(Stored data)
___

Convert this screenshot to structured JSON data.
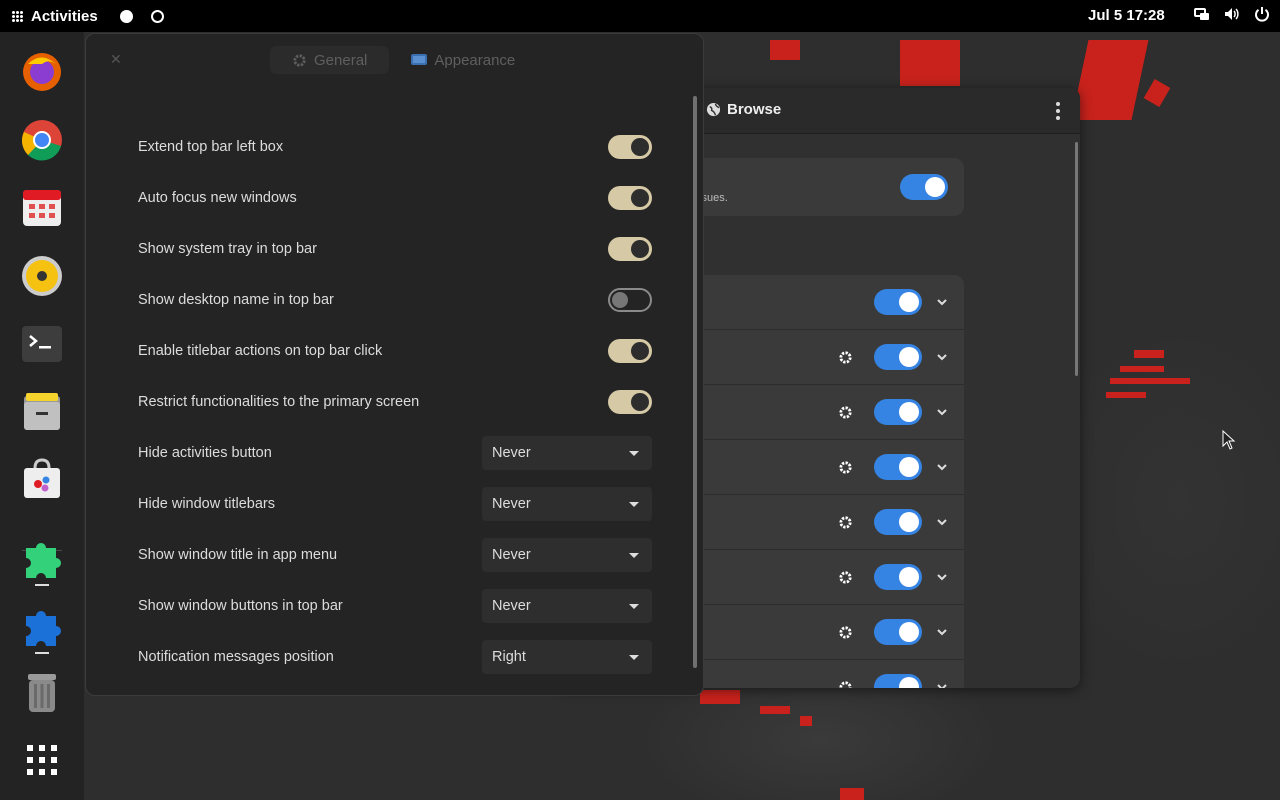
{
  "topbar": {
    "activities_label": "Activities",
    "clock": "Jul 5  17:28",
    "tray_icons": [
      "network-icon",
      "volume-icon",
      "power-icon"
    ]
  },
  "dock": {
    "apps": [
      "firefox-icon",
      "chrome-icon",
      "calendar-icon",
      "rhythmbox-icon",
      "terminal-icon",
      "files-icon",
      "software-icon",
      "extension-manager-icon",
      "extensions-icon",
      "trash-icon",
      "show-apps-icon"
    ]
  },
  "extensions_window": {
    "header_title": "Browse",
    "notice_text": "ssues."
  },
  "settings": {
    "tabs": [
      {
        "label": "General",
        "icon": "gear-icon"
      },
      {
        "label": "Appearance",
        "icon": "display-icon"
      }
    ],
    "toggles": [
      {
        "label": "Extend top bar left box",
        "on": true
      },
      {
        "label": "Auto focus new windows",
        "on": true
      },
      {
        "label": "Show system tray in top bar",
        "on": true
      },
      {
        "label": "Show desktop name in top bar",
        "on": false
      },
      {
        "label": "Enable titlebar actions on top bar click",
        "on": true
      },
      {
        "label": "Restrict functionalities to the primary screen",
        "on": true
      }
    ],
    "dropdowns": [
      {
        "label": "Hide activities button",
        "value": "Never"
      },
      {
        "label": "Hide window titlebars",
        "value": "Never"
      },
      {
        "label": "Show window title in app menu",
        "value": "Never"
      },
      {
        "label": "Show window buttons in top bar",
        "value": "Never"
      },
      {
        "label": "Notification messages position",
        "value": "Right"
      }
    ]
  },
  "colors": {
    "accent_blue": "#3584e4",
    "toggle_on": "#d6c9a5",
    "topbar": "#000000"
  }
}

___

#### WHAT YOU ARE ASKED TO DO
Please transcribe the material above exactly as written. Leave the pictures out.

#### FINISHED TASK
Convert this screenshot to structured JSON data.
{
  "topbar": {
    "activities_label": "Activities",
    "clock": "Jul 5  17:28",
    "tray_icons": [
      "network-icon",
      "volume-icon",
      "power-icon"
    ]
  },
  "dock": {
    "apps": [
      "firefox-icon",
      "chrome-icon",
      "calendar-icon",
      "rhythmbox-icon",
      "terminal-icon",
      "files-icon",
      "software-icon",
      "extension-manager-icon",
      "extensions-icon",
      "trash-icon",
      "show-apps-icon"
    ]
  },
  "extensions_window": {
    "header_title": "Browse",
    "notice_text": "ssues."
  },
  "settings": {
    "tabs": [
      {
        "label": "General",
        "icon": "gear-icon"
      },
      {
        "label": "Appearance",
        "icon": "display-icon"
      }
    ],
    "toggles": [
      {
        "label": "Extend top bar left box",
        "on": true
      },
      {
        "label": "Auto focus new windows",
        "on": true
      },
      {
        "label": "Show system tray in top bar",
        "on": true
      },
      {
        "label": "Show desktop name in top bar",
        "on": false
      },
      {
        "label": "Enable titlebar actions on top bar click",
        "on": true
      },
      {
        "label": "Restrict functionalities to the primary screen",
        "on": true
      }
    ],
    "dropdowns": [
      {
        "label": "Hide activities button",
        "value": "Never"
      },
      {
        "label": "Hide window titlebars",
        "value": "Never"
      },
      {
        "label": "Show window title in app menu",
        "value": "Never"
      },
      {
        "label": "Show window buttons in top bar",
        "value": "Never"
      },
      {
        "label": "Notification messages position",
        "value": "Right"
      }
    ]
  },
  "colors": {
    "accent_blue": "#3584e4",
    "toggle_on": "#d6c9a5",
    "topbar": "#000000"
  }
}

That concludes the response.